» Problem:
Print the data that follows exactly.

» Information shown:

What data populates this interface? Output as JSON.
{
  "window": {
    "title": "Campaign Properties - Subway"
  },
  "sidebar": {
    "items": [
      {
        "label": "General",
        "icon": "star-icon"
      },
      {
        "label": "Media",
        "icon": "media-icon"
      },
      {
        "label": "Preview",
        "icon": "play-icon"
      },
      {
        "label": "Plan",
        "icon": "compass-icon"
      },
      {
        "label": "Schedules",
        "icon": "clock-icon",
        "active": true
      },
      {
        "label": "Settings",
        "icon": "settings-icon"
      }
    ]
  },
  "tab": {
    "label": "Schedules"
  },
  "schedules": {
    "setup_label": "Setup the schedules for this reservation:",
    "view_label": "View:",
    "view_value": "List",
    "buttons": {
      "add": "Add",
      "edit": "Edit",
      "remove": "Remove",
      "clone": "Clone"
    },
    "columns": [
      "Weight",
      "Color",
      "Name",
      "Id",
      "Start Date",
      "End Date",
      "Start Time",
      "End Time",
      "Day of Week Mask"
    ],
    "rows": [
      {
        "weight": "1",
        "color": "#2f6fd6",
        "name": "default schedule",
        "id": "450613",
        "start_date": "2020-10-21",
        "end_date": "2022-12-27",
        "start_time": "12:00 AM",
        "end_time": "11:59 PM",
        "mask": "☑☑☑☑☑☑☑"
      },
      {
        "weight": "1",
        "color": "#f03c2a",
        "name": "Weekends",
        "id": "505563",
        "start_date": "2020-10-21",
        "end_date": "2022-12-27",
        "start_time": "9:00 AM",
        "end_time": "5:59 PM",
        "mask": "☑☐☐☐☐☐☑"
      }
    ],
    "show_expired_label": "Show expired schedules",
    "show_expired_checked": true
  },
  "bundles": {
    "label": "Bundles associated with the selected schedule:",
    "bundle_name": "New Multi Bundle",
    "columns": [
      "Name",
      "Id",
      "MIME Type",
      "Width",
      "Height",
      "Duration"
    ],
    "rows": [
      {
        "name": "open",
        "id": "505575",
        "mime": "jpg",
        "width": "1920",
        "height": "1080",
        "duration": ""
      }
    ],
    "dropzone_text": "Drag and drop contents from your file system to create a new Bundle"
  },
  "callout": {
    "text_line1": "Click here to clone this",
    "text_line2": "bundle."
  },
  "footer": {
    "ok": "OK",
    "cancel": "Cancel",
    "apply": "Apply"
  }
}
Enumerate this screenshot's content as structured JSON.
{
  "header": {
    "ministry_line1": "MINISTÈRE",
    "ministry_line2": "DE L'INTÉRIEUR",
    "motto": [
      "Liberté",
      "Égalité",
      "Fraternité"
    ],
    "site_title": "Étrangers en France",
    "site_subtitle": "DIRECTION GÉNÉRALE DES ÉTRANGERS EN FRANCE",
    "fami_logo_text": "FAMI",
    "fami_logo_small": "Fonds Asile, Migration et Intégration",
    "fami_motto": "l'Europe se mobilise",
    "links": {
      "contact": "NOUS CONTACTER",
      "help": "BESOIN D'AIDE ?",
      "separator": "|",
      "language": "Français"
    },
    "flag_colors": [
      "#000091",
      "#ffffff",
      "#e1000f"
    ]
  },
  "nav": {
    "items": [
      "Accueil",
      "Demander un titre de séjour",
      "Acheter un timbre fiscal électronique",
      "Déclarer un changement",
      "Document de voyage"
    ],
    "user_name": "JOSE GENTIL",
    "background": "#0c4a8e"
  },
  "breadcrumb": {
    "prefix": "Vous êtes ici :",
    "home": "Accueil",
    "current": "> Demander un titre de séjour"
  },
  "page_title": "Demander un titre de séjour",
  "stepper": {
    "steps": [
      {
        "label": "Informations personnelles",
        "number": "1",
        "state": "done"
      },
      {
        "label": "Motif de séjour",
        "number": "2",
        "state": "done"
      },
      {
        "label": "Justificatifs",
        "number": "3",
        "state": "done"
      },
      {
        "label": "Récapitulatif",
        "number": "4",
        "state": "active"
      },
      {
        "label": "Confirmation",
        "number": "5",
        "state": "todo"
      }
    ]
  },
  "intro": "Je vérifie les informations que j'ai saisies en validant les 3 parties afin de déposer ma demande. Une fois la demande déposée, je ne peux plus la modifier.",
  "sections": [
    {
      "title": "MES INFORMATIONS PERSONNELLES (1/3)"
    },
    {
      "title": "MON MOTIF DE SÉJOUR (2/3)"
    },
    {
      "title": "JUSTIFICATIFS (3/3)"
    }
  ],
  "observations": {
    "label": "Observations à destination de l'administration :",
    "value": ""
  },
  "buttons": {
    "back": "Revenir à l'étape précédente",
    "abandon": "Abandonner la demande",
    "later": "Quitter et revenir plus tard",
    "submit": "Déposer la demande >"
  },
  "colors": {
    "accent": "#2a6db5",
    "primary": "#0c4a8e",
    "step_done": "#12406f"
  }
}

» Response below:
What data populates this interface? Output as JSON.
{
  "window": {
    "title": "Campaign Properties - Subway"
  },
  "sidebar": {
    "items": [
      {
        "label": "General",
        "icon": "star-icon"
      },
      {
        "label": "Media",
        "icon": "media-icon"
      },
      {
        "label": "Preview",
        "icon": "play-icon"
      },
      {
        "label": "Plan",
        "icon": "compass-icon"
      },
      {
        "label": "Schedules",
        "icon": "clock-icon",
        "active": true
      },
      {
        "label": "Settings",
        "icon": "settings-icon"
      }
    ]
  },
  "tab": {
    "label": "Schedules"
  },
  "schedules": {
    "setup_label": "Setup the schedules for this reservation:",
    "view_label": "View:",
    "view_value": "List",
    "buttons": {
      "add": "Add",
      "edit": "Edit",
      "remove": "Remove",
      "clone": "Clone"
    },
    "columns": [
      "Weight",
      "Color",
      "Name",
      "Id",
      "Start Date",
      "End Date",
      "Start Time",
      "End Time",
      "Day of Week Mask"
    ],
    "rows": [
      {
        "weight": "1",
        "color": "#2f6fd6",
        "name": "default schedule",
        "id": "450613",
        "start_date": "2020-10-21",
        "end_date": "2022-12-27",
        "start_time": "12:00 AM",
        "end_time": "11:59 PM",
        "mask": "☑☑☑☑☑☑☑"
      },
      {
        "weight": "1",
        "color": "#f03c2a",
        "name": "Weekends",
        "id": "505563",
        "start_date": "2020-10-21",
        "end_date": "2022-12-27",
        "start_time": "9:00 AM",
        "end_time": "5:59 PM",
        "mask": "☑☐☐☐☐☐☑"
      }
    ],
    "show_expired_label": "Show expired schedules",
    "show_expired_checked": true
  },
  "bundles": {
    "label": "Bundles associated with the selected schedule:",
    "bundle_name": "New Multi Bundle",
    "columns": [
      "Name",
      "Id",
      "MIME Type",
      "Width",
      "Height",
      "Duration"
    ],
    "rows": [
      {
        "name": "open",
        "id": "505575",
        "mime": "jpg",
        "width": "1920",
        "height": "1080",
        "duration": ""
      }
    ],
    "dropzone_text": "Drag and drop contents from your file system to create a new Bundle"
  },
  "callout": {
    "text_line1": "Click here to clone this",
    "text_line2": "bundle."
  },
  "footer": {
    "ok": "OK",
    "cancel": "Cancel",
    "apply": "Apply"
  }
}
Enumerate this screenshot's content as structured JSON.
{
  "header": {
    "ministry_line1": "MINISTÈRE",
    "ministry_line2": "DE L'INTÉRIEUR",
    "motto": [
      "Liberté",
      "Égalité",
      "Fraternité"
    ],
    "site_title": "Étrangers en France",
    "site_subtitle": "DIRECTION GÉNÉRALE DES ÉTRANGERS EN FRANCE",
    "fami_logo_text": "FAMI",
    "fami_logo_small": "Fonds Asile, Migration et Intégration",
    "fami_motto": "l'Europe se mobilise",
    "links": {
      "contact": "NOUS CONTACTER",
      "help": "BESOIN D'AIDE ?",
      "separator": "|",
      "language": "Français"
    },
    "flag_colors": [
      "#000091",
      "#ffffff",
      "#e1000f"
    ]
  },
  "nav": {
    "items": [
      "Accueil",
      "Demander un titre de séjour",
      "Acheter un timbre fiscal électronique",
      "Déclarer un changement",
      "Document de voyage"
    ],
    "user_name": "JOSE GENTIL",
    "background": "#0c4a8e"
  },
  "breadcrumb": {
    "prefix": "Vous êtes ici :",
    "home": "Accueil",
    "current": "> Demander un titre de séjour"
  },
  "page_title": "Demander un titre de séjour",
  "stepper": {
    "steps": [
      {
        "label": "Informations personnelles",
        "number": "1",
        "state": "done"
      },
      {
        "label": "Motif de séjour",
        "number": "2",
        "state": "done"
      },
      {
        "label": "Justificatifs",
        "number": "3",
        "state": "done"
      },
      {
        "label": "Récapitulatif",
        "number": "4",
        "state": "active"
      },
      {
        "label": "Confirmation",
        "number": "5",
        "state": "todo"
      }
    ]
  },
  "intro": "Je vérifie les informations que j'ai saisies en validant les 3 parties afin de déposer ma demande. Une fois la demande déposée, je ne peux plus la modifier.",
  "sections": [
    {
      "title": "MES INFORMATIONS PERSONNELLES (1/3)"
    },
    {
      "title": "MON MOTIF DE SÉJOUR (2/3)"
    },
    {
      "title": "JUSTIFICATIFS (3/3)"
    }
  ],
  "observations": {
    "label": "Observations à destination de l'administration :",
    "value": ""
  },
  "buttons": {
    "back": "Revenir à l'étape précédente",
    "abandon": "Abandonner la demande",
    "later": "Quitter et revenir plus tard",
    "submit": "Déposer la demande >"
  },
  "colors": {
    "accent": "#2a6db5",
    "primary": "#0c4a8e",
    "step_done": "#12406f"
  }
}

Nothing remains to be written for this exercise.